▶ _What to do_:
Quote all entries in full, exactly.

▶ _Dataset extract_:
.....

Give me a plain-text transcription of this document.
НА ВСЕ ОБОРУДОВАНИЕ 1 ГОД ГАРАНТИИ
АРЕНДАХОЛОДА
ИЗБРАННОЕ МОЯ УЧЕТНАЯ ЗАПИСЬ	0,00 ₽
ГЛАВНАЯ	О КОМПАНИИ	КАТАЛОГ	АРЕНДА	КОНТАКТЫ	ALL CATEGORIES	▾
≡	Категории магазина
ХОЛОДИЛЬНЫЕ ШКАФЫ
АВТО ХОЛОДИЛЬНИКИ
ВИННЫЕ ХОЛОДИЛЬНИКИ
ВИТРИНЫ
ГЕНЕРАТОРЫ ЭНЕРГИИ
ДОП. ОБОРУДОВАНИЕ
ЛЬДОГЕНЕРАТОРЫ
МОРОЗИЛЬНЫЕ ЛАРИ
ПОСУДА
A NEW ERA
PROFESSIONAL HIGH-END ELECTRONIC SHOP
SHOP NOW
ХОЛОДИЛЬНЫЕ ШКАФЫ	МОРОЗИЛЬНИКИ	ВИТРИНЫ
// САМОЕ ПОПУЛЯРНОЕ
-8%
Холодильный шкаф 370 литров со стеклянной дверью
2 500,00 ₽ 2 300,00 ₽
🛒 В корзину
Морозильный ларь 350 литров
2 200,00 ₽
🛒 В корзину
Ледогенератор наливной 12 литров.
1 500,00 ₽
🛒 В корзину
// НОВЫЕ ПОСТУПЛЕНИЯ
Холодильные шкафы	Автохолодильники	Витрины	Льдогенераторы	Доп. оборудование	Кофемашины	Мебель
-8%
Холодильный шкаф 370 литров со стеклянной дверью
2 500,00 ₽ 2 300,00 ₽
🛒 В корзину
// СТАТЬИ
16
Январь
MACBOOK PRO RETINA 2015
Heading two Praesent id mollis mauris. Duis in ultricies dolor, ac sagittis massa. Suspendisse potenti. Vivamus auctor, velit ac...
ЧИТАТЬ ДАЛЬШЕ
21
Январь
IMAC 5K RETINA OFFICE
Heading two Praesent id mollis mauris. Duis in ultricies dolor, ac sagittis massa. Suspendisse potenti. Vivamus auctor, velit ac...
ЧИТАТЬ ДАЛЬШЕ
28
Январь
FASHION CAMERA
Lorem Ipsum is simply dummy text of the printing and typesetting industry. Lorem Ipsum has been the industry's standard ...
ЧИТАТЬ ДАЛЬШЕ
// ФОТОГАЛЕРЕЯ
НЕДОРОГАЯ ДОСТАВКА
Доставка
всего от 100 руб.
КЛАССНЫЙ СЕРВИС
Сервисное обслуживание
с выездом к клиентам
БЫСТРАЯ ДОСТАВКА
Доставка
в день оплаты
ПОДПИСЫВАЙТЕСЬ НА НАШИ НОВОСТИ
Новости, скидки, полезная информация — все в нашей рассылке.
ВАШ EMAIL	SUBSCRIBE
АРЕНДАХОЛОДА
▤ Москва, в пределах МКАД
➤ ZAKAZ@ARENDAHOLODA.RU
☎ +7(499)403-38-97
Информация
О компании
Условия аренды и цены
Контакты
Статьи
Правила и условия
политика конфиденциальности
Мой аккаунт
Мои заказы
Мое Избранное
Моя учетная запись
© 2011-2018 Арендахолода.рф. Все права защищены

.....

▶ _Exercise answer_:
Give me a plain-text transcription of this document.
НА ВСЕ ОБОРУДОВАНИЕ 1 ГОД ГАРАНТИИ
АРЕНДАХОЛОДА
ИЗБРАННОЕ МОЯ УЧЕТНАЯ ЗАПИСЬ	0,00 ₽
ГЛАВНАЯ	О КОМПАНИИ	КАТАЛОГ	АРЕНДА	КОНТАКТЫ	ALL CATEGORIES	▾
≡	Категории магазина
ХОЛОДИЛЬНЫЕ ШКАФЫ
АВТО ХОЛОДИЛЬНИКИ
ВИННЫЕ ХОЛОДИЛЬНИКИ
ВИТРИНЫ
ГЕНЕРАТОРЫ ЭНЕРГИИ
ДОП. ОБОРУДОВАНИЕ
ЛЬДОГЕНЕРАТОРЫ
МОРОЗИЛЬНЫЕ ЛАРИ
ПОСУДА
A NEW ERA
PROFESSIONAL HIGH-END ELECTRONIC SHOP
SHOP NOW
ХОЛОДИЛЬНЫЕ ШКАФЫ	МОРОЗИЛЬНИКИ	ВИТРИНЫ
// САМОЕ ПОПУЛЯРНОЕ
-8%
Холодильный шкаф 370 литров со стеклянной дверью
2 500,00 ₽ 2 300,00 ₽
🛒 В корзину
Морозильный ларь 350 литров
2 200,00 ₽
🛒 В корзину
Ледогенератор наливной 12 литров.
1 500,00 ₽
🛒 В корзину
// НОВЫЕ ПОСТУПЛЕНИЯ
Холодильные шкафы	Автохолодильники	Витрины	Льдогенераторы	Доп. оборудование	Кофемашины	Мебель
-8%
Холодильный шкаф 370 литров со стеклянной дверью
2 500,00 ₽ 2 300,00 ₽
🛒 В корзину
// СТАТЬИ
16
Январь
MACBOOK PRO RETINA 2015
Heading two Praesent id mollis mauris. Duis in ultricies dolor, ac sagittis massa. Suspendisse potenti. Vivamus auctor, velit ac...
ЧИТАТЬ ДАЛЬШЕ
21
Январь
IMAC 5K RETINA OFFICE
Heading two Praesent id mollis mauris. Duis in ultricies dolor, ac sagittis massa. Suspendisse potenti. Vivamus auctor, velit ac...
ЧИТАТЬ ДАЛЬШЕ
28
Январь
FASHION CAMERA
Lorem Ipsum is simply dummy text of the printing and typesetting industry. Lorem Ipsum has been the industry's standard ...
ЧИТАТЬ ДАЛЬШЕ
// ФОТОГАЛЕРЕЯ
НЕДОРОГАЯ ДОСТАВКА
Доставка
всего от 100 руб.
КЛАССНЫЙ СЕРВИС
Сервисное обслуживание
с выездом к клиентам
БЫСТРАЯ ДОСТАВКА
Доставка
в день оплаты
ПОДПИСЫВАЙТЕСЬ НА НАШИ НОВОСТИ
Новости, скидки, полезная информация — все в нашей рассылке.
ВАШ EMAIL	SUBSCRIBE
АРЕНДАХОЛОДА
▤ Москва, в пределах МКАД
➤ ZAKAZ@ARENDAHOLODA.RU
☎ +7(499)403-38-97
Информация
О компании
Условия аренды и цены
Контакты
Статьи
Правила и условия
политика конфиденциальности
Мой аккаунт
Мои заказы
Мое Избранное
Моя учетная запись
© 2011-2018 Арендахолода.рф. Все права защищены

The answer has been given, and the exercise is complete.